• **Brief**:
List each line of the data in which the string "text" appears.
=== Supplied data ===
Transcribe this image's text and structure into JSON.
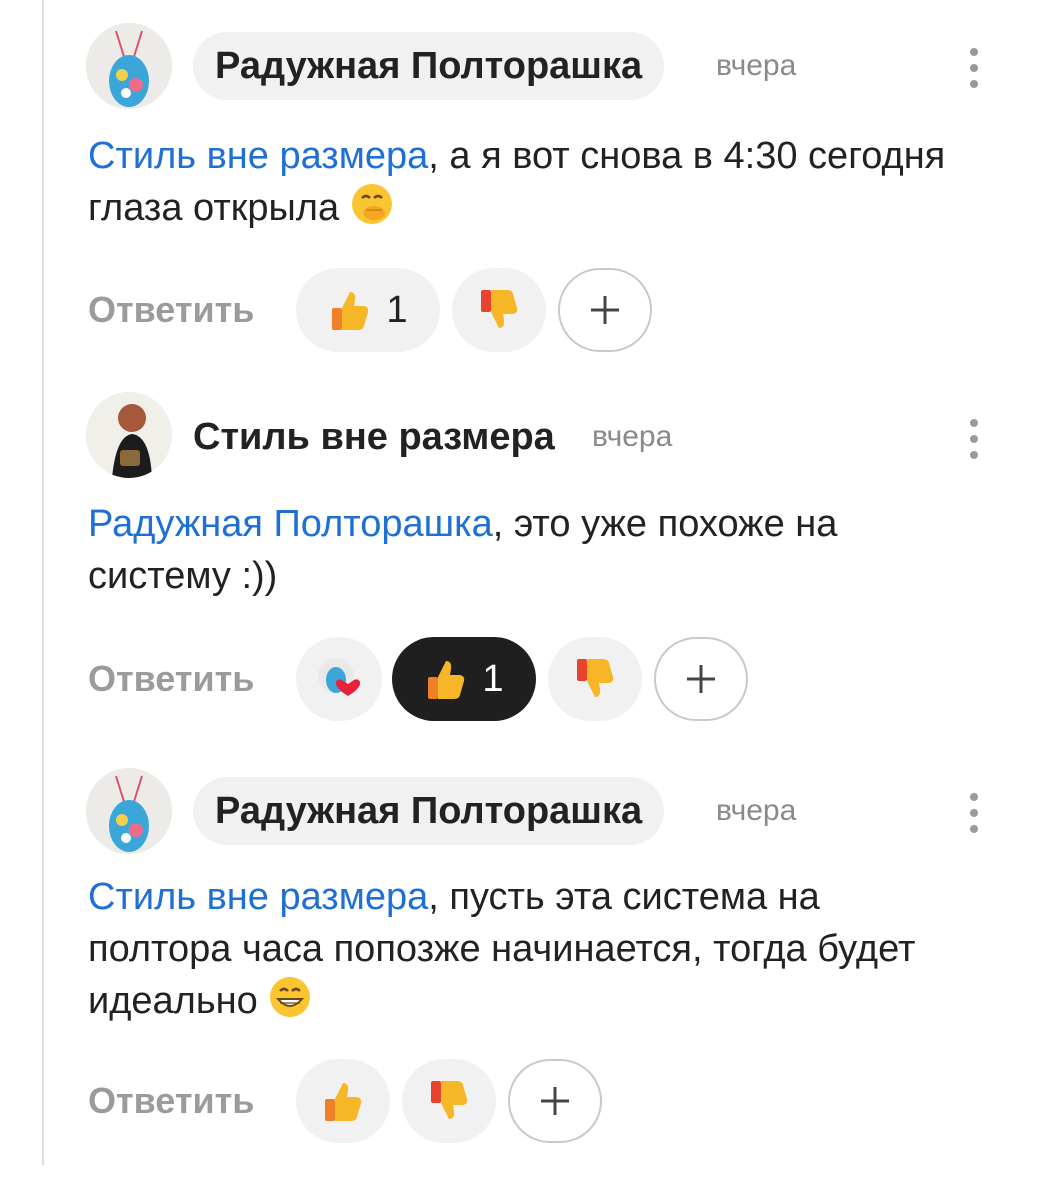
{
  "comments": [
    {
      "author": "Радужная Полторашка",
      "time": "вчера",
      "mention": "Стиль вне размера",
      "text": ", а я вот снова в 4:30 сегодня глаза открыла",
      "emoji": "face-with-hand-over-mouth",
      "reply_label": "Ответить",
      "likes": "1"
    },
    {
      "author": "Стиль вне размера",
      "time": "вчера",
      "mention": "Радужная Полторашка",
      "text": ", это уже похоже на систему :))",
      "reply_label": "Ответить",
      "likes": "1"
    },
    {
      "author": "Радужная Полторашка",
      "time": "вчера",
      "mention": "Стиль вне размера",
      "text": ", пусть эта система на полтора часа попозже начинается, тогда будет идеально",
      "emoji": "grinning-face",
      "reply_label": "Ответить"
    }
  ],
  "colors": {
    "link": "#1e6fd6",
    "muted": "#9b9b9b",
    "chip_bg": "#f1f1f1",
    "chip_active": "#1f1f1f"
  }
}
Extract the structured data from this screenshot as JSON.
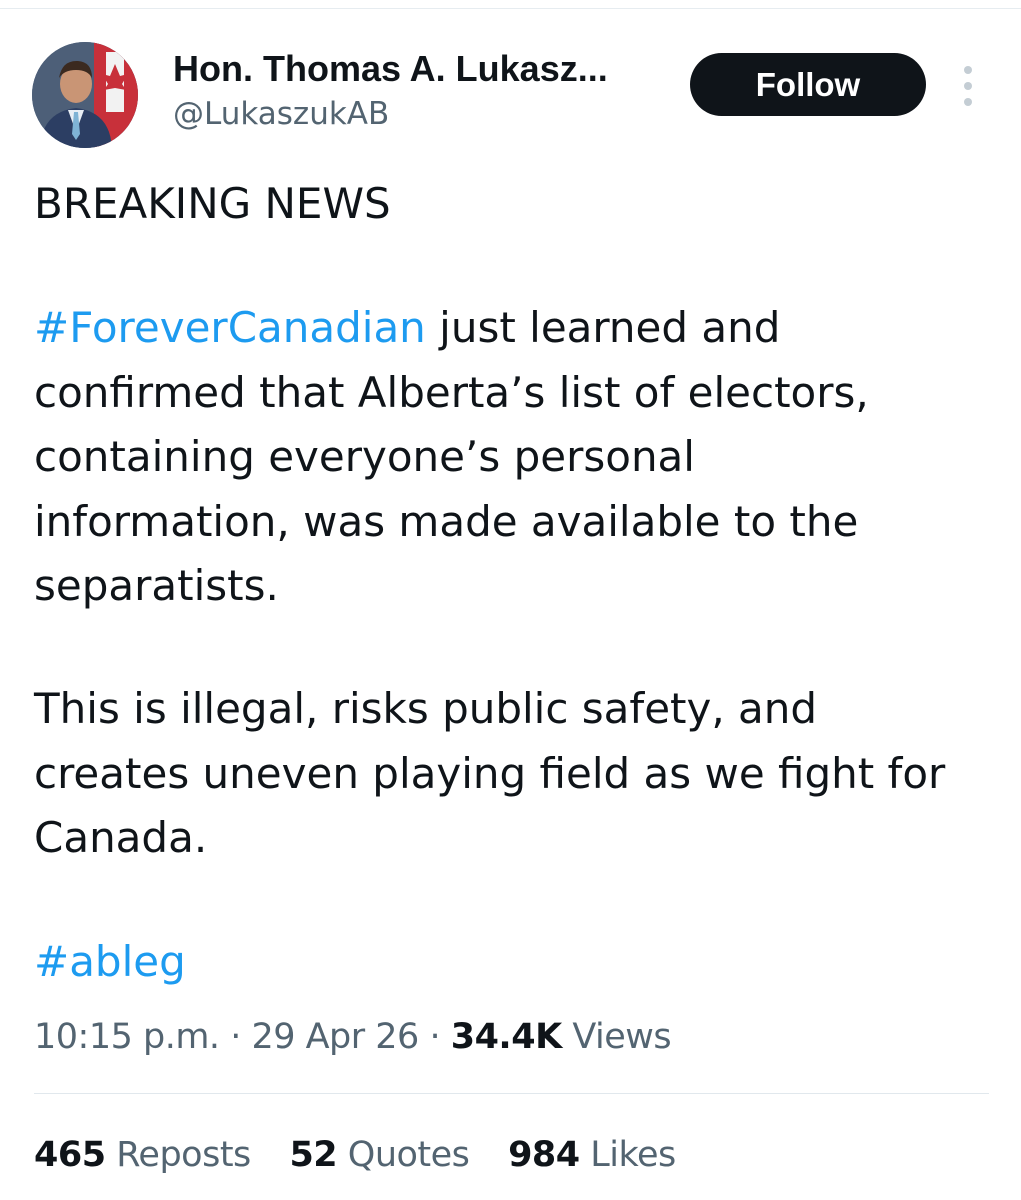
{
  "author": {
    "display_name": "Hon. Thomas A. Lukasz...",
    "handle": "@LukaszukAB"
  },
  "actions": {
    "follow_label": "Follow",
    "more_icon": "more-dots-icon"
  },
  "tweet": {
    "headline": "BREAKING NEWS",
    "hashtag_main": "#ForeverCanadian",
    "paragraph1_lines": [
      " just learned and",
      "confirmed that Alberta’s list of electors,",
      "containing everyone’s personal",
      "information, was made available to the",
      "separatists."
    ],
    "paragraph2_lines": [
      "This is illegal, risks public safety, and",
      "creates uneven playing field as we fight for",
      "Canada."
    ],
    "hashtag_footer": "#ableg"
  },
  "meta": {
    "time": "10:15 p.m.",
    "sep": " · ",
    "date": "29 Apr 26",
    "views_count": "34.4K",
    "views_label": " Views"
  },
  "stats": {
    "reposts_count": "465",
    "reposts_label": " Reposts",
    "quotes_count": "52",
    "quotes_label": " Quotes",
    "likes_count": "984",
    "likes_label": " Likes"
  },
  "colors": {
    "link": "#1d9bf0",
    "text": "#0f1419",
    "secondary": "#536471",
    "button": "#0f1419"
  }
}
===
• **Problem solution**:
Transcribe this image's text and structure into JSON.
      "text": ", а я вот снова в 4:30 сегодня глаза открыла",
      "text": ", это уже похоже на систему :))",
      "text": ", пусть эта система на полтора часа попозже начинается, тогда будет идеально",
    "text": "#0f1419",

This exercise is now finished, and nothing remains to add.